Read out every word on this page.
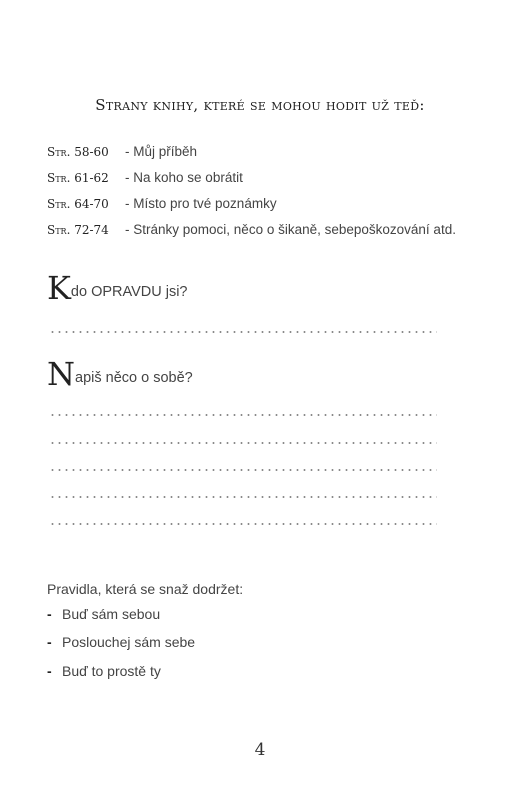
Strany knihy, které se mohou hodit už teď:
Str. 58-60 - Můj příběh
Str. 61-62 - Na koho se obrátit
Str. 64-70 - Místo pro tvé poznámky
Str. 72-74 - Stránky pomoci, něco o šikaně, sebepoškozování atd.
Kdo OPRAVDU jsi?
Napiš něco o sobě?
Pravidla, která se snaž dodržet:
- Buď sám sebou
- Poslouchej sám sebe
- Buď to prostě ty
4
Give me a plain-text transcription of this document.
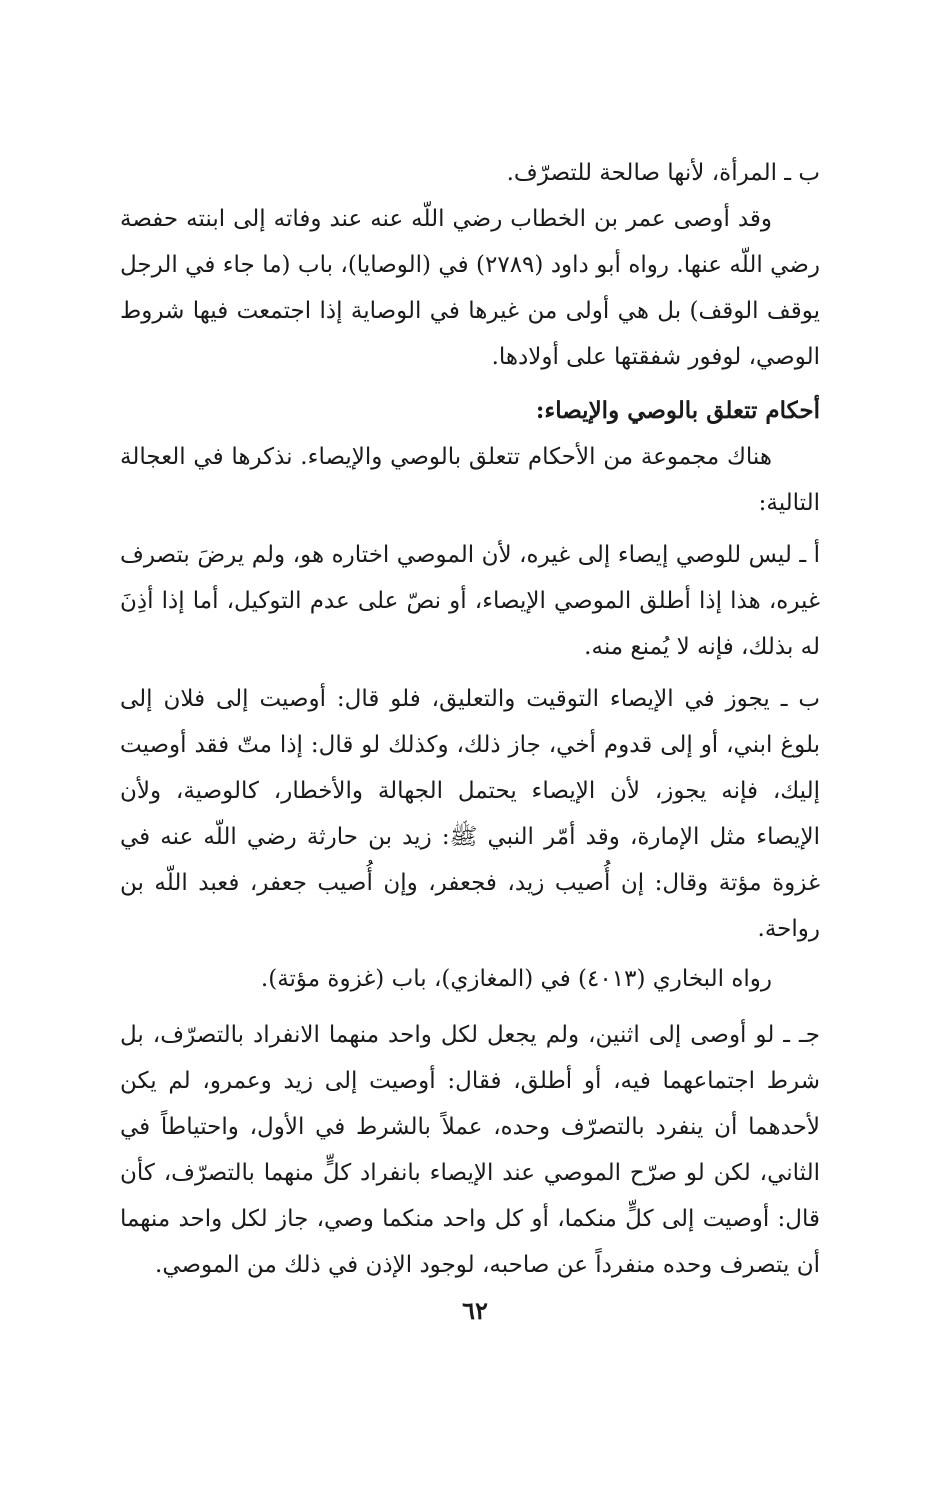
ب ـ المرأة، لأنها صالحة للتصرّف.

وقد أوصى عمر بن الخطاب رضي اللّه عنه عند وفاته إلى ابنته حفصة رضي اللّه عنها. رواه أبو داود (٢٧٨٩) في (الوصايا)، باب (ما جاء في الرجل يوقف الوقف) بل هي أولى من غيرها في الوصاية إذا اجتمعت فيها شروط الوصي، لوفور شفقتها على أولادها.

أحكام تتعلق بالوصي والإيصاء:

هناك مجموعة من الأحكام تتعلق بالوصي والإيصاء. نذكرها في العجالة التالية:

أ ـ ليس للوصي إيصاء إلى غيره، لأن الموصي اختاره هو، ولم يرضَ بتصرف غيره، هذا إذا أطلق الموصي الإيصاء، أو نصّ على عدم التوكيل، أما إذا أذِنَ له بذلك، فإنه لا يُمنع منه.

ب ـ يجوز في الإيصاء التوقيت والتعليق، فلو قال: أوصيت إلى فلان إلى بلوغ ابني، أو إلى قدوم أخي، جاز ذلك، وكذلك لو قال: إذا متّ فقد أوصيت إليك، فإنه يجوز، لأن الإيصاء يحتمل الجهالة والأخطار، كالوصية، ولأن الإيصاء مثل الإمارة، وقد أمّر النبي ﷺ: زيد بن حارثة رضي اللّه عنه في غزوة مؤتة وقال: إن أُصيب زيد، فجعفر، وإن أُصيب جعفر، فعبد اللّه بن رواحة.

رواه البخاري (٤٠١٣) في (المغازي)، باب (غزوة مؤتة).

جـ ـ لو أوصى إلى اثنين، ولم يجعل لكل واحد منهما الانفراد بالتصرّف، بل شرط اجتماعهما فيه، أو أطلق، فقال: أوصيت إلى زيد وعمرو، لم يكن لأحدهما أن ينفرد بالتصرّف وحده، عملاً بالشرط في الأول، واحتياطاً في الثاني، لكن لو صرّح الموصي عند الإيصاء بانفراد كلٍّ منهما بالتصرّف، كأن قال: أوصيت إلى كلٍّ منكما، أو كل واحد منكما وصي، جاز لكل واحد منهما أن يتصرف وحده منفرداً عن صاحبه، لوجود الإذن في ذلك من الموصي.

٦٢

::::::

— WHAT TO WORK ON —
Filter the entries and copy out every line with the word "الموصي".

— ANSWER —
أ ـ ليس للوصي إيصاء إلى غيره، لأن الموصي اختاره هو، ولم يرضَ بتصرف غيره، هذا إذا أطلق الموصي الإيصاء، أو نصّ على عدم التوكيل، أما إذا أذِنَ له بذلك، فإنه لا يُمنع منه.
جـ ـ لو أوصى إلى اثنين، ولم يجعل لكل واحد منهما الانفراد بالتصرّف، بل شرط اجتماعهما فيه، أو أطلق، فقال: أوصيت إلى زيد وعمرو، لم يكن لأحدهما أن ينفرد بالتصرّف وحده، عملاً بالشرط في الأول، واحتياطاً في الثاني، لكن لو صرّح الموصي عند الإيصاء بانفراد كلٍّ منهما بالتصرّف، كأن قال: أوصيت إلى كلٍّ منكما، أو كل واحد منكما وصي، جاز لكل واحد منهما أن يتصرف وحده منفرداً عن صاحبه، لوجود الإذن في ذلك من الموصي.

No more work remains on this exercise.